> [WHAT THE EXERCISE ASKS] Pull each line holding "offset" out of the entries below.

** Start AVAILABLE DATA **

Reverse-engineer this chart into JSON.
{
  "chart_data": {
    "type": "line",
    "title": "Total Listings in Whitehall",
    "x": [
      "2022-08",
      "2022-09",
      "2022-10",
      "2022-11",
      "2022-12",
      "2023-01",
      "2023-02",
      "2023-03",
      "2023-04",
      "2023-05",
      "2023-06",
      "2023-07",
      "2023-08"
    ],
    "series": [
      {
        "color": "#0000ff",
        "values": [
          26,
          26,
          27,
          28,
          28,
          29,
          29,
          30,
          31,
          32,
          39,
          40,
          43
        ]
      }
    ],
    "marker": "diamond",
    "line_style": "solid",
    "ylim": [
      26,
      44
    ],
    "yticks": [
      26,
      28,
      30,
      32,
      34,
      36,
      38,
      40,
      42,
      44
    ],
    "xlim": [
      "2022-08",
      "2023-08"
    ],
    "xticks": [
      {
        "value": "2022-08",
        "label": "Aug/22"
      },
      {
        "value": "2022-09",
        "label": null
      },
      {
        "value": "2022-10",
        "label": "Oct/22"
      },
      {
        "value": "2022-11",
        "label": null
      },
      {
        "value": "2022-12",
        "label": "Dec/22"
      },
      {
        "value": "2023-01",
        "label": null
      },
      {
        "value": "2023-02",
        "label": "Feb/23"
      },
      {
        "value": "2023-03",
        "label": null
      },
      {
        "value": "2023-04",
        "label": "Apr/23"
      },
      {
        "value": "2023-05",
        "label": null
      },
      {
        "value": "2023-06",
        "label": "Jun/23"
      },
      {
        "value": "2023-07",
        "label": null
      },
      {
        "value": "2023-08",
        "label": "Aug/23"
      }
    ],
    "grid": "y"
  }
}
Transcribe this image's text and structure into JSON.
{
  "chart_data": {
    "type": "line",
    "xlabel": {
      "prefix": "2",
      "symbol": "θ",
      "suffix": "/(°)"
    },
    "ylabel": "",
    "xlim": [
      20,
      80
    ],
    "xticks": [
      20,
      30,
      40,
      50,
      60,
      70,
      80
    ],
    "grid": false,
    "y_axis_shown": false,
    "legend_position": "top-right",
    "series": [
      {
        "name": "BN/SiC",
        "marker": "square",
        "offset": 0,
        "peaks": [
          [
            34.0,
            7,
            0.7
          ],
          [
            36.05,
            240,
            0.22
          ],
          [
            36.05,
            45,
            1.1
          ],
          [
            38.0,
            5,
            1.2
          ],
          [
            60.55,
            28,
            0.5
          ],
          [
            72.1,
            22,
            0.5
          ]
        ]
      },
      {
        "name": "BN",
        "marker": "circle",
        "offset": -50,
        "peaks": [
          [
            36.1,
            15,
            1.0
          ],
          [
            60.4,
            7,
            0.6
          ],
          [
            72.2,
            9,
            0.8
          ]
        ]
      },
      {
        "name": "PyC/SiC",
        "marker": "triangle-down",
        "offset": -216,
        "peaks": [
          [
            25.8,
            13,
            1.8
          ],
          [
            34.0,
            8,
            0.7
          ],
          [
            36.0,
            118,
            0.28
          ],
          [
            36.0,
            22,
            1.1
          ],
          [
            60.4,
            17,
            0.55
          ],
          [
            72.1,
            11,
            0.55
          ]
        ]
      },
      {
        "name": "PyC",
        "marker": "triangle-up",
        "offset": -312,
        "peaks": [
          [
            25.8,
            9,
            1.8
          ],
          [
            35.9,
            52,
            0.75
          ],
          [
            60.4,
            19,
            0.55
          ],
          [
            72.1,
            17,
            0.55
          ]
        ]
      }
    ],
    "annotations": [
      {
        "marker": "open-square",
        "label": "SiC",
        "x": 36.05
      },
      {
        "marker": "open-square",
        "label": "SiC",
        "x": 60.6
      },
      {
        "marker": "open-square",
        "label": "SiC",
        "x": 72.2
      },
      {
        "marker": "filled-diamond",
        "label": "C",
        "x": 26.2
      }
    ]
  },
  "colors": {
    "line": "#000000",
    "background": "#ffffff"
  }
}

** End AVAILABLE DATA **

> [WORKED ANSWER]
        "offset": 0,
        "offset": -50,
        "offset": -216,
        "offset": -312,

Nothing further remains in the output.